ACTIVITIES:
**1.** List the five functional areas that the passage on virtual machine security says buyers should cover.
**2.** Summarize the passage on virtual machine security in two sentences.

TEXT PASSAGE:
Types of Protective Features

Sadly, there is no single unified threat management tool for the virtual world. While it would be nice if we could buy the VM equivalent of a unified threat management tool such as Sonicwall or Astaro, none currently exist (the closest is a collection of tools from Reflex Systems' Virtual Management Center). Anyone seriously invested in virtualization is going to need more than one protection product. So before you dive into this marketplace, you should carefully consider the types of protective features you really need at present, and where you want to end up in the next 12 months. You should look at covering five different functional areas:
  • Intrusion detection and firewall features. These are the bread and butter features that most people think of when they first hear about VM security. And most of products offer modules with these features.
  • Compliance and auditing. This includes the ability to produce reports to understand various compliance requirements, such as Payment Card Initiative standards, and the ability to audit access and administrative logs to track down what someone changed when. Most protective products offer some of these features. But there is a wide variation in what they deliver, and if compliance is important to you, spend more time understanding what each delivers.
  • Reporting.A security manager wants to understand where and how an organization is vulnerable, and be able to clearly explain these issues to management. You should look at how easy it is to generate actionable reports and whether the product can automatically flag particular violations. Two other big differentiators worth examining are compliance monitoring and remediation.Products such as Reflex and BeyondTrust have separate Web-based reporting tools, while others rely on menus within their Web console-management tools. Some products (such as Hytrust, BeyondTrust or Catbird) either produce reams of pages that could numb the geekiest network administrator, or prove so difficult to set up that even the most dedicated operator would find generating them a taxing process.
  • Access controls. This includes being able to restrict access so that users can't stop or change any VMs on any protected host machine. We take for granted a collection of access controls for our physical server infrastructure—this is why they are kept in locked rooms with raised floors and biometric authentication systems. But VMs can run anywhere across our networks and can be accessed by anyone. BeyondTrust, Reflex and Hytrust offer some access-control features, and all have the ability to tie access control roles to particular Active Directory users.
  • Anti-virus/anti-malware protection. Similar to AV tools in the physical world, these provide protection against exploits inside a VM. Trend and VMware both offer this feature.

Agents and Hypervisor Support

Protective technologies for VMs split into two basic groups: those that place protective agents inside each VM (similar to how physical-world security products work), and those that work with the hypervisor and either install something on it or work with existing programming interfaces or control modules from the hypervisor vendor. Most protective technologies work with VMware's ESX line, but a growing number are also supporting Citrix Xen and even Microsoft's Hyper-V. If you have a mixed hypervisor network, look at products from Beyond Trust and Catbird (the latter can also instrument and protect VMs running on Amazon's Web Services).

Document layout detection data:
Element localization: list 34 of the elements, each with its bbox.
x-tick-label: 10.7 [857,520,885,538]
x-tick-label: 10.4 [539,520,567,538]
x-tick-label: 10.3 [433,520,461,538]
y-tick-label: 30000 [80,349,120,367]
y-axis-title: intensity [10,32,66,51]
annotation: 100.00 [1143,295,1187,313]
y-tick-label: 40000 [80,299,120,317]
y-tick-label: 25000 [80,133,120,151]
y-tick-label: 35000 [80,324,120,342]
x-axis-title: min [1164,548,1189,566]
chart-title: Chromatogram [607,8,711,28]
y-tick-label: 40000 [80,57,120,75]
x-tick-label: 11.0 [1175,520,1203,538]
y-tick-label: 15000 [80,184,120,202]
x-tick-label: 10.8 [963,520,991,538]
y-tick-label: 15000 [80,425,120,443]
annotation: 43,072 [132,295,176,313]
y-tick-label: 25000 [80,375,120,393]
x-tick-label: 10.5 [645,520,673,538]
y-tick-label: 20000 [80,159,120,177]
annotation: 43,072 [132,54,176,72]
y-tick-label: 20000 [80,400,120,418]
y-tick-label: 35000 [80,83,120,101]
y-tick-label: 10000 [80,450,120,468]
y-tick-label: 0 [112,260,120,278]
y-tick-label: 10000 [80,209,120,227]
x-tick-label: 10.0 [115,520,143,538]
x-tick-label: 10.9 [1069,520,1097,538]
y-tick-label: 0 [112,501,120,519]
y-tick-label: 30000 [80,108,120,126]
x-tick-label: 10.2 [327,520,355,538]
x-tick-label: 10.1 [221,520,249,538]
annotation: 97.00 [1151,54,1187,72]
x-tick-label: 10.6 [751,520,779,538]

SOLUTIONS IN ORDER:
**1.**
- Intrusion detection and firewall features
- Compliance and auditing
- Reporting
- Access controls
- Anti-virus/anti-malware protection

**2.** No single unified threat management tool exists for virtual machines, so buyers should weigh protective features across five areas: intrusion detection and firewall, compliance and auditing, reporting, access controls, and anti-virus/anti-malware protection. Protective technologies either place agents inside each VM or work with the hypervisor, and while most support VMware's ESX line, a growing number also support Citrix Xen and Microsoft's Hyper-V.